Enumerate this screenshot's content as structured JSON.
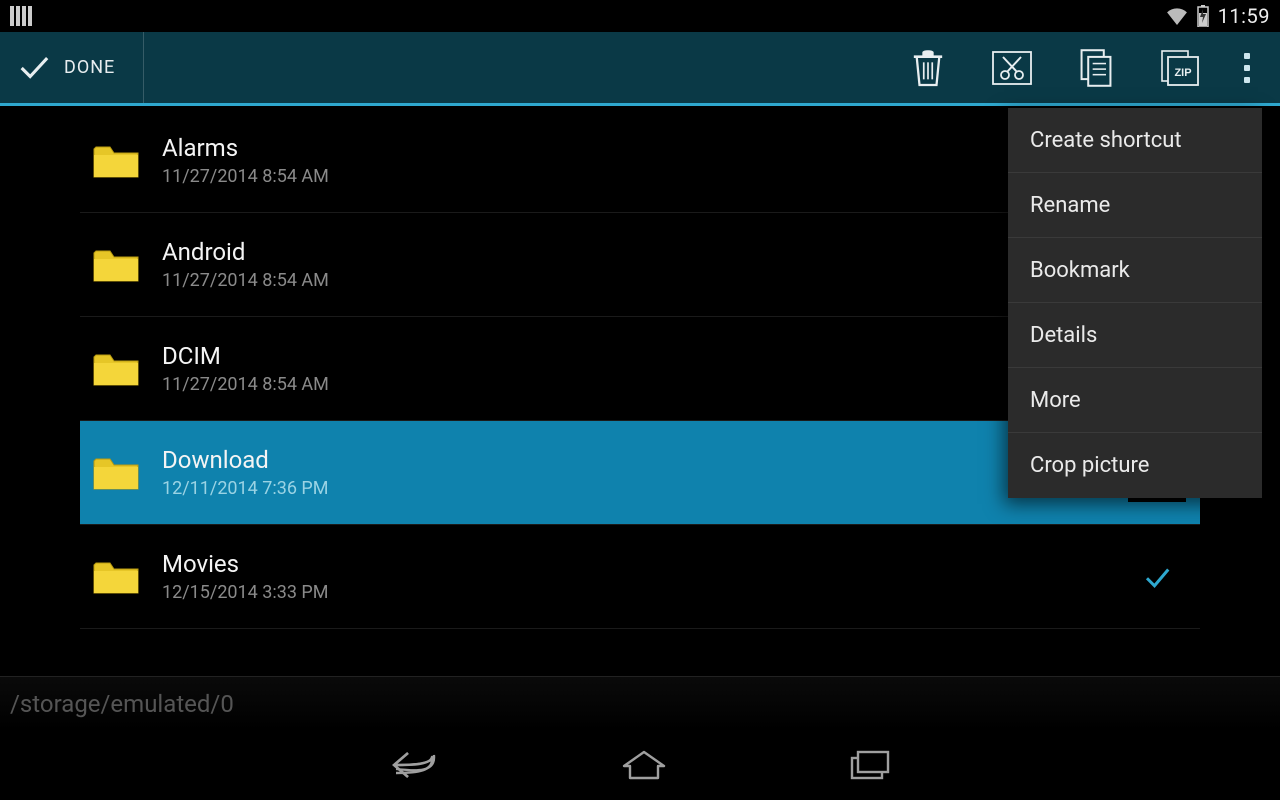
{
  "status": {
    "time": "11:59"
  },
  "actionbar": {
    "done_label": "DONE"
  },
  "files": [
    {
      "name": "Alarms",
      "date": "11/27/2014 8:54 AM",
      "selected": false,
      "checked": false
    },
    {
      "name": "Android",
      "date": "11/27/2014 8:54 AM",
      "selected": false,
      "checked": false
    },
    {
      "name": "DCIM",
      "date": "11/27/2014 8:54 AM",
      "selected": false,
      "checked": false
    },
    {
      "name": "Download",
      "date": "12/11/2014 7:36 PM",
      "selected": true,
      "checked": false
    },
    {
      "name": "Movies",
      "date": "12/15/2014 3:33 PM",
      "selected": false,
      "checked": true
    }
  ],
  "path": "/storage/emulated/0",
  "menu": {
    "items": [
      "Create shortcut",
      "Rename",
      "Bookmark",
      "Details",
      "More",
      "Crop picture"
    ]
  }
}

────────────────

Task =
Restate each line of the records exactly; pictures do not belong in the copy.

Exercise response =
Enumerate this screenshot's content as structured JSON.
{
  "status": {
    "time": "11:59"
  },
  "actionbar": {
    "done_label": "DONE"
  },
  "files": [
    {
      "name": "Alarms",
      "date": "11/27/2014 8:54 AM",
      "selected": false,
      "checked": false
    },
    {
      "name": "Android",
      "date": "11/27/2014 8:54 AM",
      "selected": false,
      "checked": false
    },
    {
      "name": "DCIM",
      "date": "11/27/2014 8:54 AM",
      "selected": false,
      "checked": false
    },
    {
      "name": "Download",
      "date": "12/11/2014 7:36 PM",
      "selected": true,
      "checked": false
    },
    {
      "name": "Movies",
      "date": "12/15/2014 3:33 PM",
      "selected": false,
      "checked": true
    }
  ],
  "path": "/storage/emulated/0",
  "menu": {
    "items": [
      "Create shortcut",
      "Rename",
      "Bookmark",
      "Details",
      "More",
      "Crop picture"
    ]
  }
}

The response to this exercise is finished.